The records ▸
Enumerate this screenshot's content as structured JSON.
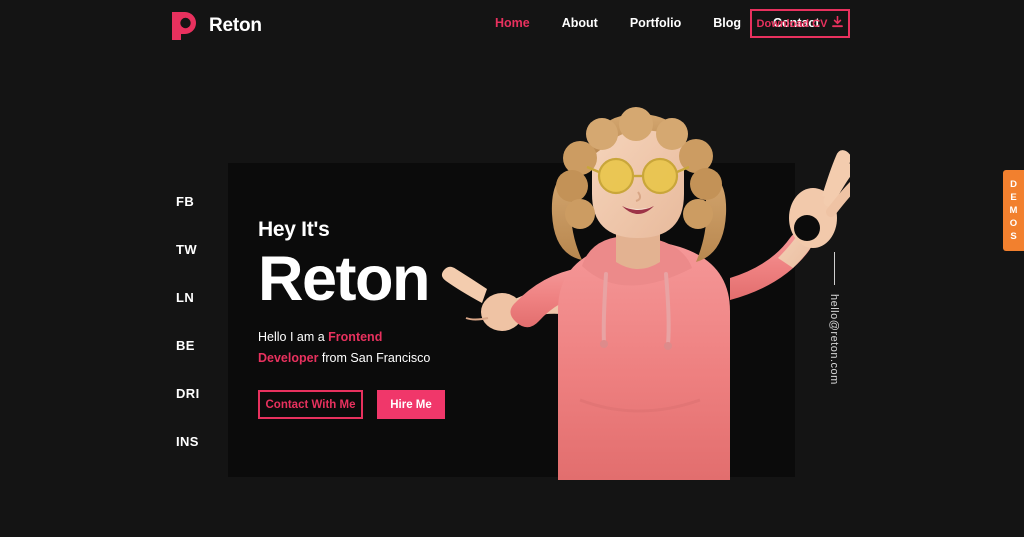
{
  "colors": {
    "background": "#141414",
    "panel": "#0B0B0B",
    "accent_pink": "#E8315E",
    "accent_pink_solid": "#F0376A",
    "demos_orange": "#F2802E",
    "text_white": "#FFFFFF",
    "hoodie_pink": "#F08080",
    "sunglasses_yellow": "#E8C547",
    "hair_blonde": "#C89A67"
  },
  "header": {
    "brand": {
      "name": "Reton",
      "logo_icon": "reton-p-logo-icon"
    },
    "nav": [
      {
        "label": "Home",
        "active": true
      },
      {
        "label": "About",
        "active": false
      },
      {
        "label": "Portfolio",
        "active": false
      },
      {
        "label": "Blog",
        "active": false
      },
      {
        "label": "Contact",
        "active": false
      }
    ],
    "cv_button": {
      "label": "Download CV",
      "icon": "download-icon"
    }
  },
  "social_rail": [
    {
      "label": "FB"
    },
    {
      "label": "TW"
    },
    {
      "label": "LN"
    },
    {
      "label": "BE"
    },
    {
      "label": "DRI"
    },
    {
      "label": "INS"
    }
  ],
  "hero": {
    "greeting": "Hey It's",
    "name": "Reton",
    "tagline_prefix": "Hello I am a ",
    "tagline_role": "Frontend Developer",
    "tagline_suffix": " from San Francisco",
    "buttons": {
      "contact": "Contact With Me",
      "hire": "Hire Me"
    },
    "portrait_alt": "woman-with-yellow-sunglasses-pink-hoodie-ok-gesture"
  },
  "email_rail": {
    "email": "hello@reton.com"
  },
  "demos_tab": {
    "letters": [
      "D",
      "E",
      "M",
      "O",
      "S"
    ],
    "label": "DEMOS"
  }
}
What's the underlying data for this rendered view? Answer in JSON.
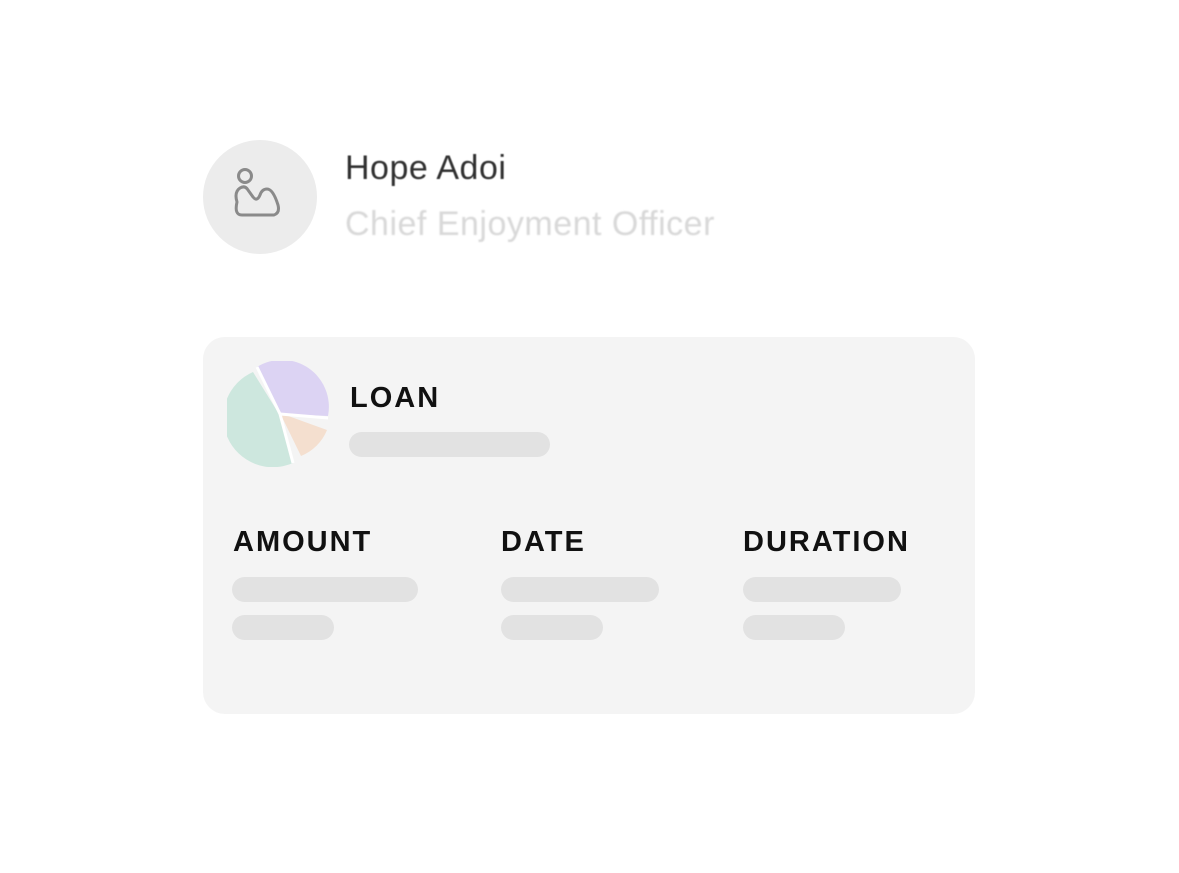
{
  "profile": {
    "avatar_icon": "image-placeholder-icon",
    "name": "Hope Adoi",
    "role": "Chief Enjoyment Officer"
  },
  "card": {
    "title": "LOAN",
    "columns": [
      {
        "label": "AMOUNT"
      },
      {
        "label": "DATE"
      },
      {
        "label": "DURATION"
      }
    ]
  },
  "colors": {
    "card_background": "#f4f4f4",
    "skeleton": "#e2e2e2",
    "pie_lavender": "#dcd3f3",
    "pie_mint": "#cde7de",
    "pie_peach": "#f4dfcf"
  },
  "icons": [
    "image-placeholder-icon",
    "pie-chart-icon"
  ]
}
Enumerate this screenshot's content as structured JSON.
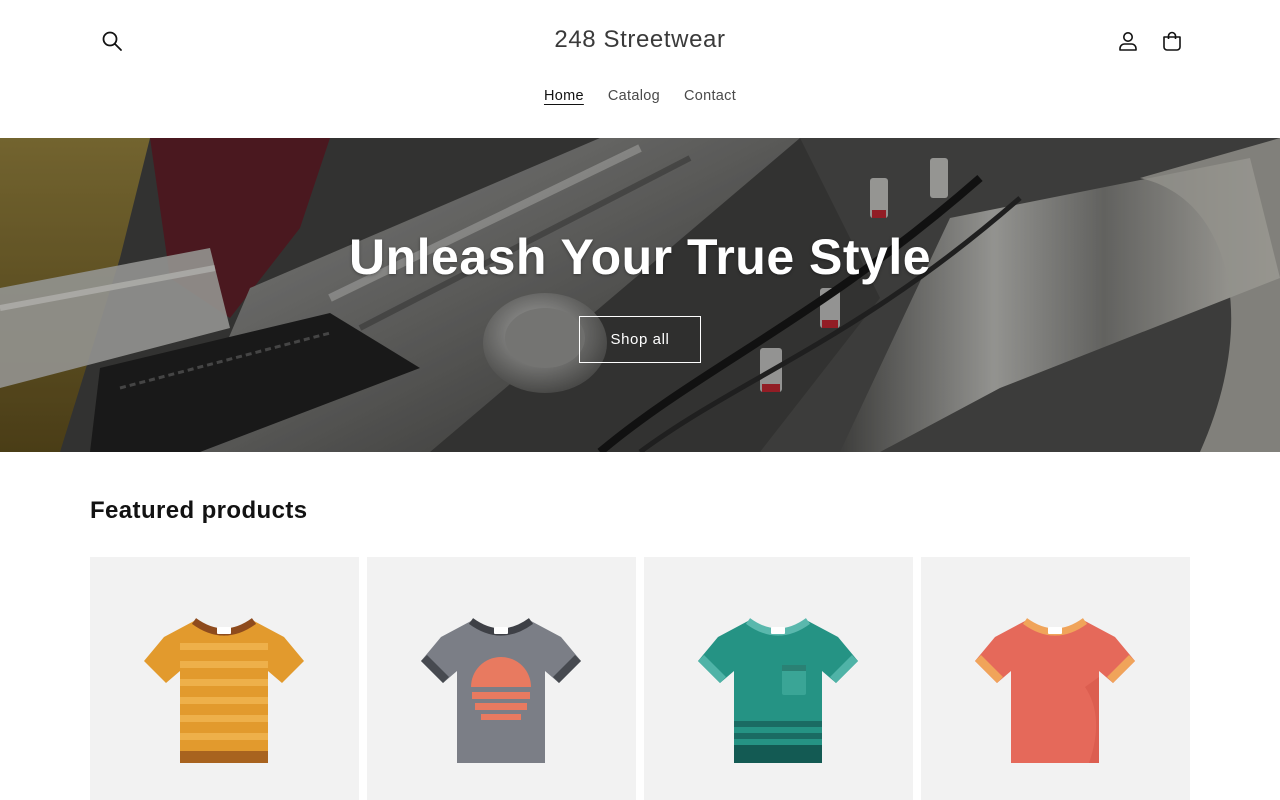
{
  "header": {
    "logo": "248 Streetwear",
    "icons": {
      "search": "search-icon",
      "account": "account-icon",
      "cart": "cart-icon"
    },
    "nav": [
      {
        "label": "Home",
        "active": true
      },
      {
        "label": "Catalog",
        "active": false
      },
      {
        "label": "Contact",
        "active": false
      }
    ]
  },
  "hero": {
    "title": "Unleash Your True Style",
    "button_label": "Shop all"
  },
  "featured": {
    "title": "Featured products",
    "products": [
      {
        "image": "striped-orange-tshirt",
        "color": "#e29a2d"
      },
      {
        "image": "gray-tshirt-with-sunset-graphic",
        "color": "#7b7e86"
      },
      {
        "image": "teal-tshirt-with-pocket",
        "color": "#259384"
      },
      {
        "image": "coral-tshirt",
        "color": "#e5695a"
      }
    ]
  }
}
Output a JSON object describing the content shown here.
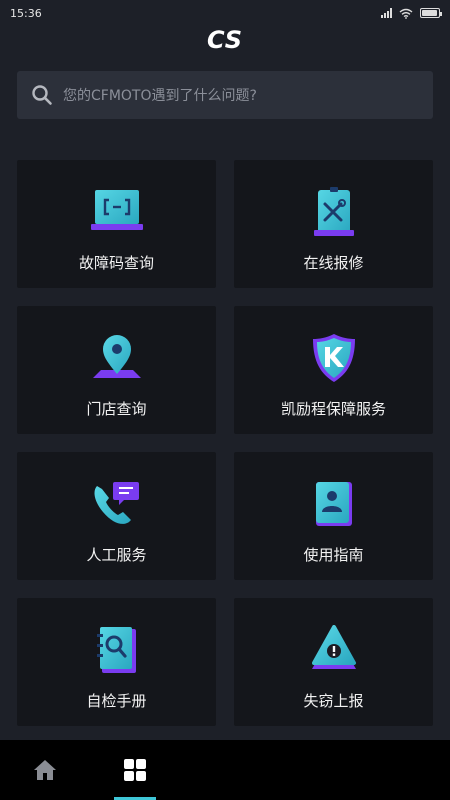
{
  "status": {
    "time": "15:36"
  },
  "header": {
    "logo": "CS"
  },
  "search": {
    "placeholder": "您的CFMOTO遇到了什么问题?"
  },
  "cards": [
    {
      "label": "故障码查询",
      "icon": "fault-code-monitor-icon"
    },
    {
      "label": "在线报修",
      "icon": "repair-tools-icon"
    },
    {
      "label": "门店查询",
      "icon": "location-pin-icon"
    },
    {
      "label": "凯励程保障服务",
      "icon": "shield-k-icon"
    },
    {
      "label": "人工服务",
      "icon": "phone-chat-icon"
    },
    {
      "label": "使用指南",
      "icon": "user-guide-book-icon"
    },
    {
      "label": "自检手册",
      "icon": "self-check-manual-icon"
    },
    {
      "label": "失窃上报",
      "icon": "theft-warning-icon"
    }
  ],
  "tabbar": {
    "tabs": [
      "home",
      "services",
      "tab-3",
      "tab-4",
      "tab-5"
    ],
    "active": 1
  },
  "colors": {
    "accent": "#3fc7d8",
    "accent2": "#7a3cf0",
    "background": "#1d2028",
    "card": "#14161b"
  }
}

Task to carry out ▸
Without the pictures, write out all of the material exactly.

Result of this task ▸
Enumerate this screenshot's content as structured JSON.
{
  "colors": {
    "background": "#141414",
    "panel": "#0B0B0B",
    "accent_pink": "#E8315E",
    "accent_pink_solid": "#F0376A",
    "demos_orange": "#F2802E",
    "text_white": "#FFFFFF",
    "hoodie_pink": "#F08080",
    "sunglasses_yellow": "#E8C547",
    "hair_blonde": "#C89A67"
  },
  "header": {
    "brand": {
      "name": "Reton",
      "logo_icon": "reton-p-logo-icon"
    },
    "nav": [
      {
        "label": "Home",
        "active": true
      },
      {
        "label": "About",
        "active": false
      },
      {
        "label": "Portfolio",
        "active": false
      },
      {
        "label": "Blog",
        "active": false
      },
      {
        "label": "Contact",
        "active": false
      }
    ],
    "cv_button": {
      "label": "Download CV",
      "icon": "download-icon"
    }
  },
  "social_rail": [
    {
      "label": "FB"
    },
    {
      "label": "TW"
    },
    {
      "label": "LN"
    },
    {
      "label": "BE"
    },
    {
      "label": "DRI"
    },
    {
      "label": "INS"
    }
  ],
  "hero": {
    "greeting": "Hey It's",
    "name": "Reton",
    "tagline_prefix": "Hello I am a ",
    "tagline_role": "Frontend Developer",
    "tagline_suffix": " from San Francisco",
    "buttons": {
      "contact": "Contact With Me",
      "hire": "Hire Me"
    },
    "portrait_alt": "woman-with-yellow-sunglasses-pink-hoodie-ok-gesture"
  },
  "email_rail": {
    "email": "hello@reton.com"
  },
  "demos_tab": {
    "letters": [
      "D",
      "E",
      "M",
      "O",
      "S"
    ],
    "label": "DEMOS"
  }
}
What's the underlying data for this rendered view? Answer in JSON.
{
  "profile": {
    "avatar_icon": "image-placeholder-icon",
    "name": "Hope Adoi",
    "role": "Chief Enjoyment Officer"
  },
  "card": {
    "title": "LOAN",
    "columns": [
      {
        "label": "AMOUNT"
      },
      {
        "label": "DATE"
      },
      {
        "label": "DURATION"
      }
    ]
  },
  "colors": {
    "card_background": "#f4f4f4",
    "skeleton": "#e2e2e2",
    "pie_lavender": "#dcd3f3",
    "pie_mint": "#cde7de",
    "pie_peach": "#f4dfcf"
  },
  "icons": [
    "image-placeholder-icon",
    "pie-chart-icon"
  ]
}
Enumerate this screenshot's content as structured JSON.
{
  "header": {
    "logo": "248 Streetwear",
    "icons": {
      "search": "search-icon",
      "account": "account-icon",
      "cart": "cart-icon"
    },
    "nav": [
      {
        "label": "Home",
        "active": true
      },
      {
        "label": "Catalog",
        "active": false
      },
      {
        "label": "Contact",
        "active": false
      }
    ]
  },
  "hero": {
    "title": "Unleash Your True Style",
    "button_label": "Shop all"
  },
  "featured": {
    "title": "Featured products",
    "products": [
      {
        "image": "striped-orange-tshirt",
        "color": "#e29a2d"
      },
      {
        "image": "gray-tshirt-with-sunset-graphic",
        "color": "#7b7e86"
      },
      {
        "image": "teal-tshirt-with-pocket",
        "color": "#259384"
      },
      {
        "image": "coral-tshirt",
        "color": "#e5695a"
      }
    ]
  }
}
Output a JSON object describing the content shown here.
{
  "status": {
    "time": "15:36"
  },
  "header": {
    "logo": "CS"
  },
  "search": {
    "placeholder": "您的CFMOTO遇到了什么问题?"
  },
  "cards": [
    {
      "label": "故障码查询",
      "icon": "fault-code-monitor-icon"
    },
    {
      "label": "在线报修",
      "icon": "repair-tools-icon"
    },
    {
      "label": "门店查询",
      "icon": "location-pin-icon"
    },
    {
      "label": "凯励程保障服务",
      "icon": "shield-k-icon"
    },
    {
      "label": "人工服务",
      "icon": "phone-chat-icon"
    },
    {
      "label": "使用指南",
      "icon": "user-guide-book-icon"
    },
    {
      "label": "自检手册",
      "icon": "self-check-manual-icon"
    },
    {
      "label": "失窃上报",
      "icon": "theft-warning-icon"
    }
  ],
  "tabbar": {
    "tabs": [
      "home",
      "services",
      "tab-3",
      "tab-4",
      "tab-5"
    ],
    "active": 1
  },
  "colors": {
    "accent": "#3fc7d8",
    "accent2": "#7a3cf0",
    "background": "#1d2028",
    "card": "#14161b"
  }
}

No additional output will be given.